» **EXERCISE OBJECTIVE**:
Copy every line with the string "такая" in it.

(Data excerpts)
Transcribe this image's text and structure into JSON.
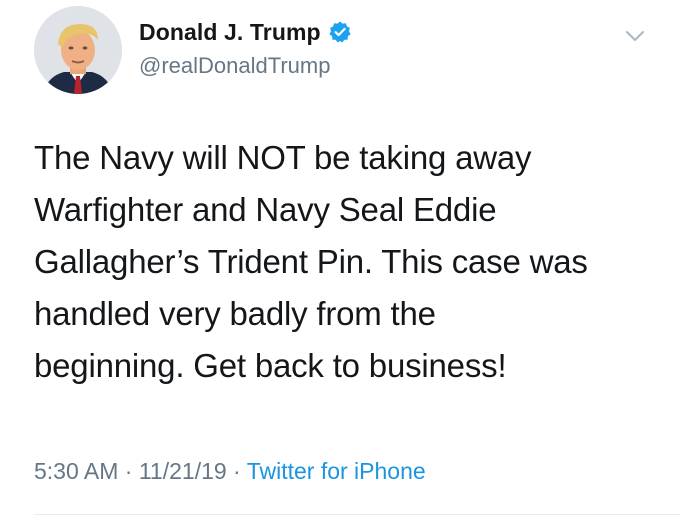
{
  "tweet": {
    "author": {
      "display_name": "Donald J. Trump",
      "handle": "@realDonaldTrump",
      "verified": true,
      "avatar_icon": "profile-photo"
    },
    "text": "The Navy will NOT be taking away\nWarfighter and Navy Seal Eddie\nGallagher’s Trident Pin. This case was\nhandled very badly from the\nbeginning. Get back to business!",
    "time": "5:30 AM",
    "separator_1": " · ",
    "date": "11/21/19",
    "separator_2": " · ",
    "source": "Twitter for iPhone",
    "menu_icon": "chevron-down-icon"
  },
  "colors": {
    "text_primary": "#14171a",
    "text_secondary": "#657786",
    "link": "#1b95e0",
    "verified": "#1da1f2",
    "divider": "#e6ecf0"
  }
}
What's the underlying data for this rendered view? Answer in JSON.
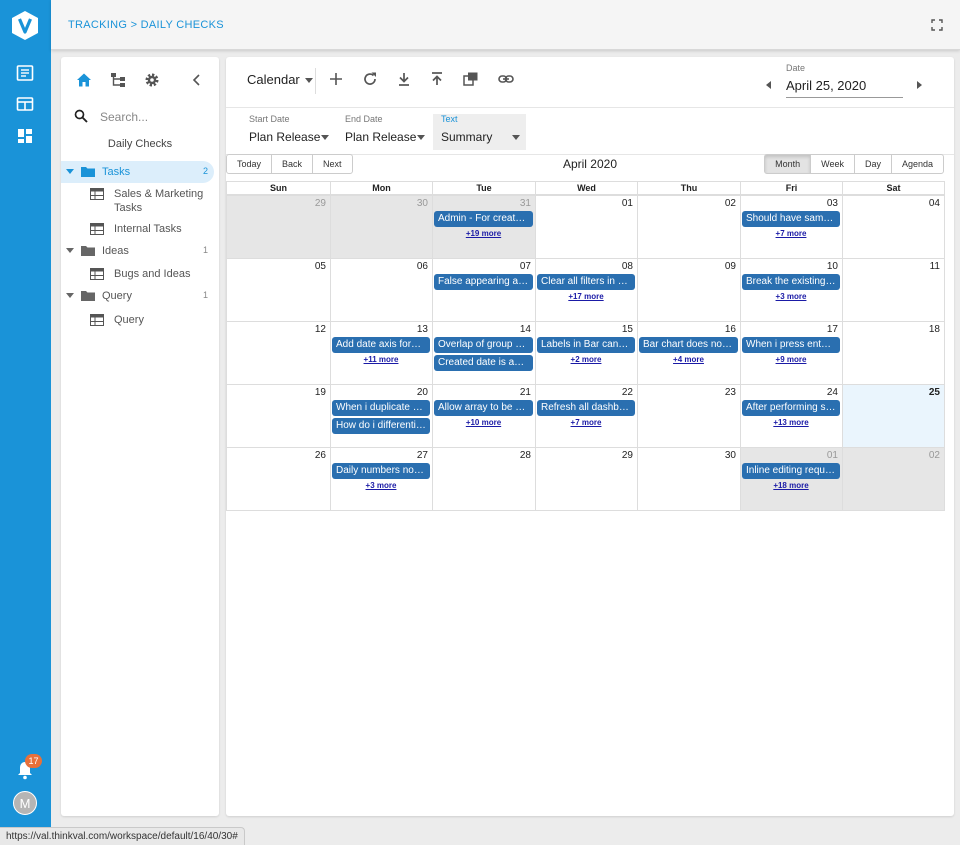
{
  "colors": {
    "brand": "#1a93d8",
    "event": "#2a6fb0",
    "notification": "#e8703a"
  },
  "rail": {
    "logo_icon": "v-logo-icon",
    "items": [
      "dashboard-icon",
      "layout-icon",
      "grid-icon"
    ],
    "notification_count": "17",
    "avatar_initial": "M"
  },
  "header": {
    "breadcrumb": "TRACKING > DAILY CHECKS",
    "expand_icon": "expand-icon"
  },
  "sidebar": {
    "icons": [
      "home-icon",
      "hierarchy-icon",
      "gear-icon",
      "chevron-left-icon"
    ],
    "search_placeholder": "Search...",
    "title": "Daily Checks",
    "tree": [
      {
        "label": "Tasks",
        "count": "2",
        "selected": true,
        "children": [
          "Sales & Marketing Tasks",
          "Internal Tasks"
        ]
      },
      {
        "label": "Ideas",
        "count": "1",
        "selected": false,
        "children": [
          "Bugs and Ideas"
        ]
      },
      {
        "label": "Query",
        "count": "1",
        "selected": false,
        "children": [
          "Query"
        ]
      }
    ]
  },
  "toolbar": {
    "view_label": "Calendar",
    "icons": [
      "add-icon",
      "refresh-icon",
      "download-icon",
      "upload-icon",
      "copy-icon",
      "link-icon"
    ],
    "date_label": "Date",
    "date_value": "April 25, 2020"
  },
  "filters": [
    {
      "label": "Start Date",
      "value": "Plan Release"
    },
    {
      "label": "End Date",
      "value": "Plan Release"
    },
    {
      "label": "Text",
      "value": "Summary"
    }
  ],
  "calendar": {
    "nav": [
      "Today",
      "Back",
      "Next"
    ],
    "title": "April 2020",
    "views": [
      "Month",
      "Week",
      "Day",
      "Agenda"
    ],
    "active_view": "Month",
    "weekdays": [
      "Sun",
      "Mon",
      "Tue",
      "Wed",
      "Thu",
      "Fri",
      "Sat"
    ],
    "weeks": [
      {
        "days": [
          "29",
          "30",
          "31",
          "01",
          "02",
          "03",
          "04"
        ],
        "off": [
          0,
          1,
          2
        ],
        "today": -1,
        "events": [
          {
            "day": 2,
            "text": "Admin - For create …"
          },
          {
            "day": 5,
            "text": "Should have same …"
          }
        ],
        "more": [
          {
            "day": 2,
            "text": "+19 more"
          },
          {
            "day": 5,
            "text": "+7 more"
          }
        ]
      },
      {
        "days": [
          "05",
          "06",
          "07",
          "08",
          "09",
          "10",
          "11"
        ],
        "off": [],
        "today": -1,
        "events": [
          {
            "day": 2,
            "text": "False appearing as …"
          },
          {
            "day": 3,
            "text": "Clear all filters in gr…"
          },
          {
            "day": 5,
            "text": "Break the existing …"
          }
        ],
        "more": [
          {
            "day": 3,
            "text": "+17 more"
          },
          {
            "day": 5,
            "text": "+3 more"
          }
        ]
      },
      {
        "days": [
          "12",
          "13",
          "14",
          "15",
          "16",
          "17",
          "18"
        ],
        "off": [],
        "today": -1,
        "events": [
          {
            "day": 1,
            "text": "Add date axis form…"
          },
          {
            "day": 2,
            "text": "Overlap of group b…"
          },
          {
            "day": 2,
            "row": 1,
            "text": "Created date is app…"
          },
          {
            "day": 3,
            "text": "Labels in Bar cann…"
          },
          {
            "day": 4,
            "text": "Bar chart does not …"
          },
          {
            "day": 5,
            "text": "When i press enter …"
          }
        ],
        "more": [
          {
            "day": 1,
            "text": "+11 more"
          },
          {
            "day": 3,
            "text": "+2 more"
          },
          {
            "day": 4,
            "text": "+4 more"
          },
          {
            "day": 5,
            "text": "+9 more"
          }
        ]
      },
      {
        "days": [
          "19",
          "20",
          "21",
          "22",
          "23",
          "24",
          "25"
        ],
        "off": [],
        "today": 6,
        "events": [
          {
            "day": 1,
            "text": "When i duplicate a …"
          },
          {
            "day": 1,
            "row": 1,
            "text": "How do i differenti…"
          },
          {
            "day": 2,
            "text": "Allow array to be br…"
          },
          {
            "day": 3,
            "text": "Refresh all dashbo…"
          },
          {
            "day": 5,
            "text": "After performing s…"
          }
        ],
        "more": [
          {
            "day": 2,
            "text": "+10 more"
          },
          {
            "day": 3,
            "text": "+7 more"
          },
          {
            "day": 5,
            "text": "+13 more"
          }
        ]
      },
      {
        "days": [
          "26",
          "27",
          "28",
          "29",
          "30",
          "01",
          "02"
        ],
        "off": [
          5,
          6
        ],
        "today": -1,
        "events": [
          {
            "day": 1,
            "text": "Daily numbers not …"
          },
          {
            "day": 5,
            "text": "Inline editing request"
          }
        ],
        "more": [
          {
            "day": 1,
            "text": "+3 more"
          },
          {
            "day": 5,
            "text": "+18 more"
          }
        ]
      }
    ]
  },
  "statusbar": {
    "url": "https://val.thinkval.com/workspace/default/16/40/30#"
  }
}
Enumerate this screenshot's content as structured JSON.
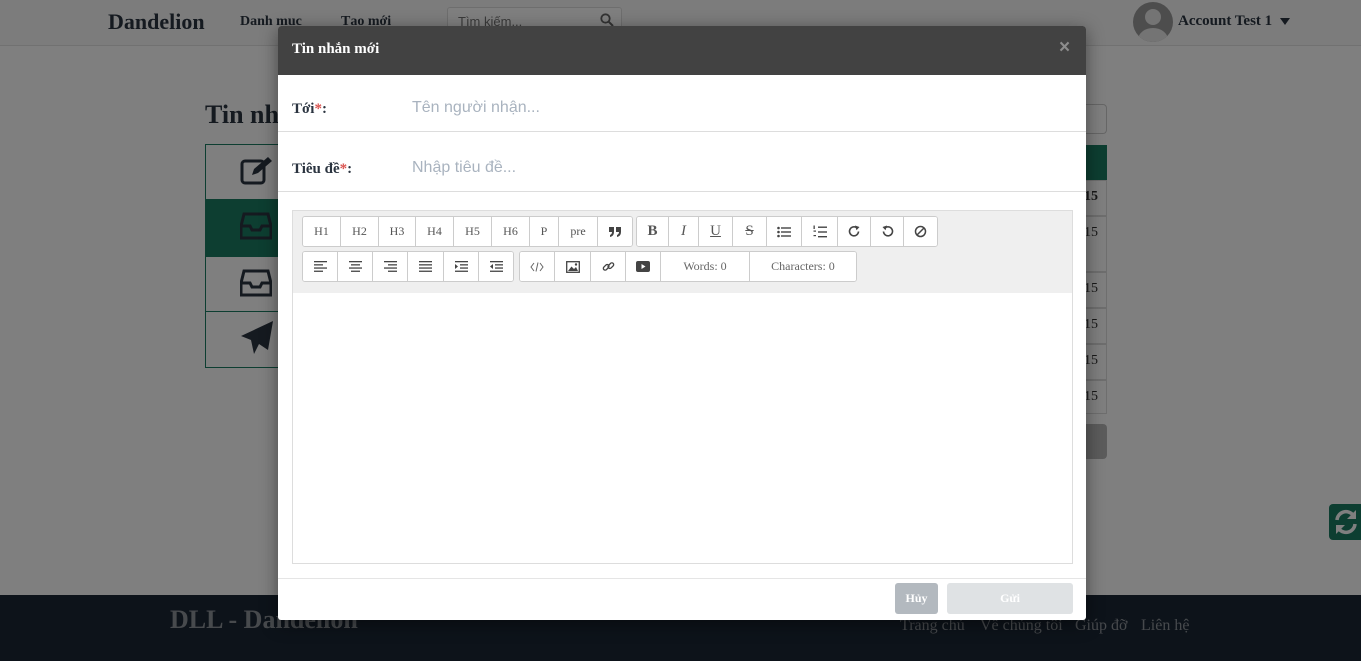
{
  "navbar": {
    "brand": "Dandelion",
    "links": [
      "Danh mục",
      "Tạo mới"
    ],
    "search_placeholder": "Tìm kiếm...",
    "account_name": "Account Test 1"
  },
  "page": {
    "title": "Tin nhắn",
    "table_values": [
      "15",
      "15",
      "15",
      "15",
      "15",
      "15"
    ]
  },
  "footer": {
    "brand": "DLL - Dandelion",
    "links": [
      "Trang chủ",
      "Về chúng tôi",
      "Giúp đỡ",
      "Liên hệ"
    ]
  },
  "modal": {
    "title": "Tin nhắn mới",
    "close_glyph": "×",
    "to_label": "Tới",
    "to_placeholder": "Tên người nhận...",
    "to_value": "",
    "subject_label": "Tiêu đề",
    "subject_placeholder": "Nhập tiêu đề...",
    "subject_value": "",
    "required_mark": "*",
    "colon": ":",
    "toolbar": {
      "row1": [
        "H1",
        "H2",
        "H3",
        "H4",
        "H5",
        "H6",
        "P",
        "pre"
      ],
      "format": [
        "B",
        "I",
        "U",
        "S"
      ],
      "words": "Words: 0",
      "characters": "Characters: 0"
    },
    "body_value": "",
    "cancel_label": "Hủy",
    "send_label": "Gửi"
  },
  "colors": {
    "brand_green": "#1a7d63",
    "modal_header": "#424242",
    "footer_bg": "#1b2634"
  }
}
...
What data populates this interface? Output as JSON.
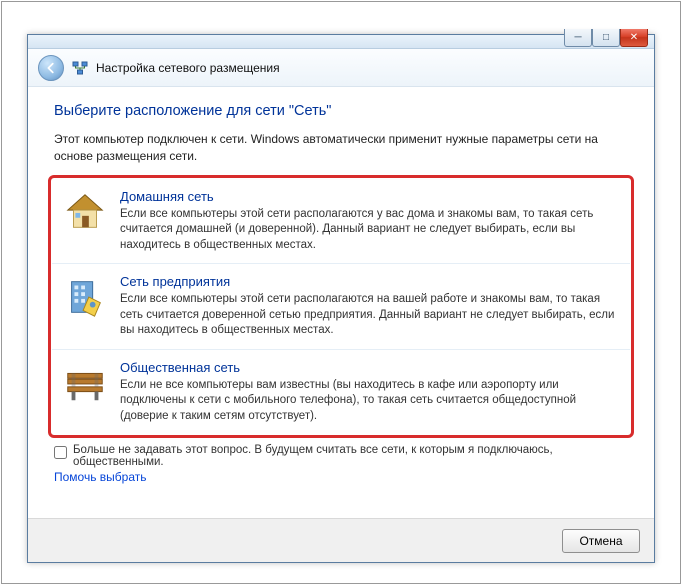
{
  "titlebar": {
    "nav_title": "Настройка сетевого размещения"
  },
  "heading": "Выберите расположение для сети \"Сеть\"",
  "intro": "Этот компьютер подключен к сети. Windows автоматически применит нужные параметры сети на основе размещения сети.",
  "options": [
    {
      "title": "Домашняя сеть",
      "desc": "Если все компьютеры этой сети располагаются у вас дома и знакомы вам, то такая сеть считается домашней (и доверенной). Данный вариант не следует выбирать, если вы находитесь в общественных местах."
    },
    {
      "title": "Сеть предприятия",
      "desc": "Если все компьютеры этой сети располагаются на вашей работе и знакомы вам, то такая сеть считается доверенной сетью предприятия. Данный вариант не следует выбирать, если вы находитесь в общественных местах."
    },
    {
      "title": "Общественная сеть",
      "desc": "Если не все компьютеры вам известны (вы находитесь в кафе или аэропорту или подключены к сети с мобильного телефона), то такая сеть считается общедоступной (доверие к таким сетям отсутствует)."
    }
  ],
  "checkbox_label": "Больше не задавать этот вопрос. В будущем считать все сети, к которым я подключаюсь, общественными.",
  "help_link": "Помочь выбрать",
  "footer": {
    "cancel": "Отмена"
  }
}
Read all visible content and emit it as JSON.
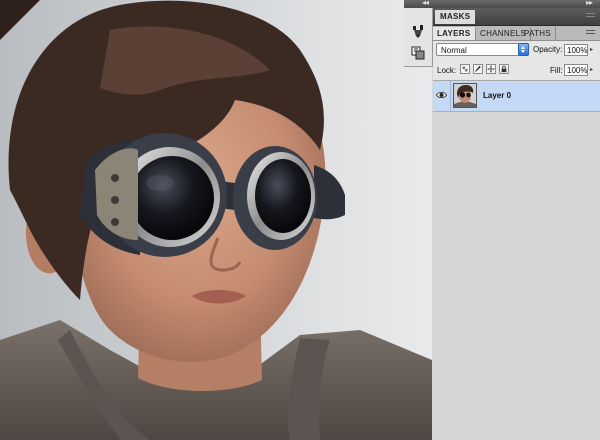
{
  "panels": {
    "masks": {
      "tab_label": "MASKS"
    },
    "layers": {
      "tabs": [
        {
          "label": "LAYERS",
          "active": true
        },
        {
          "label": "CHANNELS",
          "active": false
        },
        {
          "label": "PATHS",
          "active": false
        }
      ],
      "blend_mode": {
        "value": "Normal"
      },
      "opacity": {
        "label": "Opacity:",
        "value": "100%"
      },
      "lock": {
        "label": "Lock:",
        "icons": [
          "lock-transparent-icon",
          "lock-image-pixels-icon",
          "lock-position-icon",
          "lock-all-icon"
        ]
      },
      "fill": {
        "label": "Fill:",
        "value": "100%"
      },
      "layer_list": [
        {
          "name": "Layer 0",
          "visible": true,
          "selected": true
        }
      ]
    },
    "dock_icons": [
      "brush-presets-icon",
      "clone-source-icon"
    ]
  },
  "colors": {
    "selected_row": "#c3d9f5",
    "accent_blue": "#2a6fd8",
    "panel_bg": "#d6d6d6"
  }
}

» **CORRECT ANSWER**:
      "desc": "Если все компьютеры этой сети располагаются у вас дома и знакомы вам, то такая сеть считается домашней (и доверенной). Данный вариант не следует выбирать, если вы находитесь в общественных местах."
      "desc": "Если все компьютеры этой сети располагаются на вашей работе и знакомы вам, то такая сеть считается доверенной сетью предприятия. Данный вариант не следует выбирать, если вы находитесь в общественных местах."
      "desc": "Если не все компьютеры вам известны (вы находитесь в кафе или аэропорту или подключены к сети с мобильного телефона), то такая сеть считается общедоступной (доверие к таким сетям отсутствует)."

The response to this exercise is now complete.